───── RECORD EXCERPTS ─────
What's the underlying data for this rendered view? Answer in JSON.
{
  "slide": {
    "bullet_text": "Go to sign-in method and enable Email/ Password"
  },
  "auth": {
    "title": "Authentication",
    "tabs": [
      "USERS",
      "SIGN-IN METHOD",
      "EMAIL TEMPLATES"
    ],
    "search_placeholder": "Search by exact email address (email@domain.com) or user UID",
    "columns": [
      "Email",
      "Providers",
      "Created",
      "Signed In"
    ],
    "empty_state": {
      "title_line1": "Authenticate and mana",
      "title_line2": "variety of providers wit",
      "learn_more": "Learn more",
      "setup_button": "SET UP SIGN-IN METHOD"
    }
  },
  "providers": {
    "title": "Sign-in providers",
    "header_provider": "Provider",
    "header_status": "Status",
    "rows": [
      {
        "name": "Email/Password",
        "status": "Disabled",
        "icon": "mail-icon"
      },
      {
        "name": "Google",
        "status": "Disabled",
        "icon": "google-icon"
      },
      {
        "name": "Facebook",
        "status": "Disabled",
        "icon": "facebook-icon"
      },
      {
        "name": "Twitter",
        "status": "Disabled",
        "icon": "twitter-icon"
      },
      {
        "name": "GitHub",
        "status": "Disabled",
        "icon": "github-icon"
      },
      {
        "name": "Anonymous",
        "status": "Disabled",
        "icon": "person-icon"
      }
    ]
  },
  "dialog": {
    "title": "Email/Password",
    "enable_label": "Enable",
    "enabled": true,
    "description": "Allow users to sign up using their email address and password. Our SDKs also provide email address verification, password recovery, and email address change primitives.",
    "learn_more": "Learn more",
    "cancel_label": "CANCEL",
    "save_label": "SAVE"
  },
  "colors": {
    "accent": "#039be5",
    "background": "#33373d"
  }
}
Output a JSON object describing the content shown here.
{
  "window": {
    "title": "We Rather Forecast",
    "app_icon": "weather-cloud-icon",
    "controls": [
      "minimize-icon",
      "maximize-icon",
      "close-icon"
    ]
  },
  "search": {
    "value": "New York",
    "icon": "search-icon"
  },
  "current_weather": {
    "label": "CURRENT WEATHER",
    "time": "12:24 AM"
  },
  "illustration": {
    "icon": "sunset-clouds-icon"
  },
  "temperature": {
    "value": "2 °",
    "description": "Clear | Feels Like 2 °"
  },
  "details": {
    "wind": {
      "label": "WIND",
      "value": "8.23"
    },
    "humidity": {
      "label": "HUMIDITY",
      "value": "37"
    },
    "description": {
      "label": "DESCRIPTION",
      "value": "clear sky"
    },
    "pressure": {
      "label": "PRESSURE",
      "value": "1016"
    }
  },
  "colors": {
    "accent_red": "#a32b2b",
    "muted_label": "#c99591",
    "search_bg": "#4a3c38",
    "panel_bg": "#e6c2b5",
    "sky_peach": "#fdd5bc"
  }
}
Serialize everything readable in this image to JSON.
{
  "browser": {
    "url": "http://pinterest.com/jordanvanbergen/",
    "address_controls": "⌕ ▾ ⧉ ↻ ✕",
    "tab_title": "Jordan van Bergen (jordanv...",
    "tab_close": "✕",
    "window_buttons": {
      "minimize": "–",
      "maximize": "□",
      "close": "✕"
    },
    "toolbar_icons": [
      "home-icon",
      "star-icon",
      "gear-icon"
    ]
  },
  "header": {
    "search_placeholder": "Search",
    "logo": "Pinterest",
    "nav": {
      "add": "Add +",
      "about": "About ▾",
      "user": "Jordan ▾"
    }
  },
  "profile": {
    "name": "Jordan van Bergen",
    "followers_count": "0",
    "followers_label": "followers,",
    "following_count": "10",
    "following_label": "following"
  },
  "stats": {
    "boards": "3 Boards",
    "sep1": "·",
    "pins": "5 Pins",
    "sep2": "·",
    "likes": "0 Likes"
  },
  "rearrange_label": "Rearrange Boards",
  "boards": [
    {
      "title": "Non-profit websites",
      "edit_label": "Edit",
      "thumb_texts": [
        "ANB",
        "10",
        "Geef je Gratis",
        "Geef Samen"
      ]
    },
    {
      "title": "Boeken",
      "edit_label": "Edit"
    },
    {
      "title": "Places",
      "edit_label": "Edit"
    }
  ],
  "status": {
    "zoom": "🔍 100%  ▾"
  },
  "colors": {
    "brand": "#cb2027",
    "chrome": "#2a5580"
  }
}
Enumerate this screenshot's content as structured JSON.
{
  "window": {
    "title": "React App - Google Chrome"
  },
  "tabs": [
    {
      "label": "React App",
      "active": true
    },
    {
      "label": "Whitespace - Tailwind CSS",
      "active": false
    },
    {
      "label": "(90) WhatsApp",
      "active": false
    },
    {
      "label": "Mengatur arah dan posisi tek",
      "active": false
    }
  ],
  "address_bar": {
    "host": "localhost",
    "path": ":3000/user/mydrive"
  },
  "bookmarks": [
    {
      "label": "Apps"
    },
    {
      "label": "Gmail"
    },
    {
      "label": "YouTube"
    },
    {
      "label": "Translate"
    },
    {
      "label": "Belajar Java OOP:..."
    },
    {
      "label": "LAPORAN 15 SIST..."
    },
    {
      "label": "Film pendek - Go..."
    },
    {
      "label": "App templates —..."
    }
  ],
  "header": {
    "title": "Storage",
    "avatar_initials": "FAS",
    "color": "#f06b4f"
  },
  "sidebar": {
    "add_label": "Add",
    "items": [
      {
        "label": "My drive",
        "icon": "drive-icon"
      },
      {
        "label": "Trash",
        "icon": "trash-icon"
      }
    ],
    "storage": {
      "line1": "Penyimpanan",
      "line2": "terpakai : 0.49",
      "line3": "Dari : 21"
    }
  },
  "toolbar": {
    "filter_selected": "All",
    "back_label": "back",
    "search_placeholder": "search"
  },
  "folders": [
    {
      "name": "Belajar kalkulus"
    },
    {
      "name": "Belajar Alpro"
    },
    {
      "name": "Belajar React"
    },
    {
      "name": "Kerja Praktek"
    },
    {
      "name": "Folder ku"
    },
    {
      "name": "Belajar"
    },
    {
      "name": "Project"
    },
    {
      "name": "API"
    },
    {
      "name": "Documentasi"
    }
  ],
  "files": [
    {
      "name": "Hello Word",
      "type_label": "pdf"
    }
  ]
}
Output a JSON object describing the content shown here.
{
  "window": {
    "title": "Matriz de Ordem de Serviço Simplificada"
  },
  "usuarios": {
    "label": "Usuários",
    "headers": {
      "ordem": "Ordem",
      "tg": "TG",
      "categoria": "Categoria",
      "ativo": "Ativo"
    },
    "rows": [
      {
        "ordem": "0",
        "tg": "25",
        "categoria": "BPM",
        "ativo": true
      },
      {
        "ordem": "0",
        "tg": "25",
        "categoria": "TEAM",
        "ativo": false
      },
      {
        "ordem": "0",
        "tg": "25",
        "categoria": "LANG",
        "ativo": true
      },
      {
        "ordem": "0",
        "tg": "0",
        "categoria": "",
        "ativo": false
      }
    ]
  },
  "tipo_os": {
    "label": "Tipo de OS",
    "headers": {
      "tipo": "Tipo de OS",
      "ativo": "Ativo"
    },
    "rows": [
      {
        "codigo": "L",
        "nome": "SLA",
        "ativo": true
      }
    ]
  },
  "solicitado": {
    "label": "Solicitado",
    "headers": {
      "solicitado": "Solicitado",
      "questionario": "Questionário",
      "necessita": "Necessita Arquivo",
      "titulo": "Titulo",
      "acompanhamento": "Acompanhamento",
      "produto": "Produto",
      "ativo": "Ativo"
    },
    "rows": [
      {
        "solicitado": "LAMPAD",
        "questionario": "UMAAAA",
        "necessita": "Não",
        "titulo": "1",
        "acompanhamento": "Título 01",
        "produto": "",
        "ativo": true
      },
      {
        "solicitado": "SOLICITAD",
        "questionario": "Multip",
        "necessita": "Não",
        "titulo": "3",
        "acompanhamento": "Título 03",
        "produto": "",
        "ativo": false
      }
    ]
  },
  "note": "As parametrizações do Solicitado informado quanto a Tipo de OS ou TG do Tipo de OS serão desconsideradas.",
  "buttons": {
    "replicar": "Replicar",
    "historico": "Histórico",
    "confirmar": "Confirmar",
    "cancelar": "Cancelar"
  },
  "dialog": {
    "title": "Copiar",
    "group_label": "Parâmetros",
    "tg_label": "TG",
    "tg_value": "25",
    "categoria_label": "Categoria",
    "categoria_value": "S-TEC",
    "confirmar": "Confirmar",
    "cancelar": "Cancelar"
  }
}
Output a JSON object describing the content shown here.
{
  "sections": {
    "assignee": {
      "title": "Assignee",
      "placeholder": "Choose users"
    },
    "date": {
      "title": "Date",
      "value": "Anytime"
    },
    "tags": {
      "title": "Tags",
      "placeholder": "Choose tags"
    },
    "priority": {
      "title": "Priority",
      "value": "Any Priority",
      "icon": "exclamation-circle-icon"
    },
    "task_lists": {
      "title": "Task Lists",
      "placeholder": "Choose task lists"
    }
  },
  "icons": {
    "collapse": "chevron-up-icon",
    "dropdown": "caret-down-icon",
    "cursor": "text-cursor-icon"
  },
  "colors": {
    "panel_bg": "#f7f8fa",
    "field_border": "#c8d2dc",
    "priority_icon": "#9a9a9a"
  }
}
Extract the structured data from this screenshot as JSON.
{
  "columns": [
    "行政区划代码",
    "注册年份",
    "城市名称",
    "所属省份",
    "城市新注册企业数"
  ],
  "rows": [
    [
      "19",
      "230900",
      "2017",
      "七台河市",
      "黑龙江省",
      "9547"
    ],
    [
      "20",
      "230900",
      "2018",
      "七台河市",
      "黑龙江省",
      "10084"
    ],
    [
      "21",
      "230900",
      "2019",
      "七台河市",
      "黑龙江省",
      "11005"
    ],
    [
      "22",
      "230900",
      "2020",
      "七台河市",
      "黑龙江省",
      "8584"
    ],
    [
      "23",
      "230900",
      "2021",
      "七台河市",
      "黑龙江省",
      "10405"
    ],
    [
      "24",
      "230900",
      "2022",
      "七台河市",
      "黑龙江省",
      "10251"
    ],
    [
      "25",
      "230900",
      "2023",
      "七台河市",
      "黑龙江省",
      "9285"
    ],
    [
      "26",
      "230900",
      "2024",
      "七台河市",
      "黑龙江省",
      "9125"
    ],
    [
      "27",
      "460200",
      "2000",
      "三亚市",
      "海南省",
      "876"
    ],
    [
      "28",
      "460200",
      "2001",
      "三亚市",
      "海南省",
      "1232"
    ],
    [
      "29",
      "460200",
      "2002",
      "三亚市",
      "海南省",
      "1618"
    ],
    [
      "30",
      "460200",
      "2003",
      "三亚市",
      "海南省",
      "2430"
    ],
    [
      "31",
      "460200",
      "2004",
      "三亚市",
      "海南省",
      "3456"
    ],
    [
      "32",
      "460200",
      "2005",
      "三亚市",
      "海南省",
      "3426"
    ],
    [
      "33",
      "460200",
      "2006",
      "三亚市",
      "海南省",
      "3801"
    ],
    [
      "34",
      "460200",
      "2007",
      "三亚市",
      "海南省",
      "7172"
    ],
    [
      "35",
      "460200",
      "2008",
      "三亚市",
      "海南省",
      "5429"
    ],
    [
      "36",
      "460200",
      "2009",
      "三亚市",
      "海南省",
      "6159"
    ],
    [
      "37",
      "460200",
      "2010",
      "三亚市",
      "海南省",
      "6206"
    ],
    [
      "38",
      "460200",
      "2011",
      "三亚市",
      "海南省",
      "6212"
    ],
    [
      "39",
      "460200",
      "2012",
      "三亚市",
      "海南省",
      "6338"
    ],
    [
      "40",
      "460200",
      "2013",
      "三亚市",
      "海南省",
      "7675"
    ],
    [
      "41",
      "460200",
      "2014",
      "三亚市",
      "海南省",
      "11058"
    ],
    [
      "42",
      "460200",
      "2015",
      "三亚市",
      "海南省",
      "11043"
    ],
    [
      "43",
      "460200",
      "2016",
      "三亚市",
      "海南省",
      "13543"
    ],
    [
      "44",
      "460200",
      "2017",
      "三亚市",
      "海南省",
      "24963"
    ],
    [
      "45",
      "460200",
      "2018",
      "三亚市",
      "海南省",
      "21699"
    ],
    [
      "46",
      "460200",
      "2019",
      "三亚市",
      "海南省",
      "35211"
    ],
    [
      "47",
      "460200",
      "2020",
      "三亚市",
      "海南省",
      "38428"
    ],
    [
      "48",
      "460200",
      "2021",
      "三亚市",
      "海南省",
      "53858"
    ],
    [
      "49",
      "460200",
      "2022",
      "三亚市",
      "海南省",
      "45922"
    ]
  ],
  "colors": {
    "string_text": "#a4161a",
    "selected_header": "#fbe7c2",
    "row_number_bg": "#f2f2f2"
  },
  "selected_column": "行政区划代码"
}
─────
Pull every line containing "data" out of the records.

What's the underlying data for this rendered view? Answer in JSON.
Extract the structured data from this screenshot as JSON.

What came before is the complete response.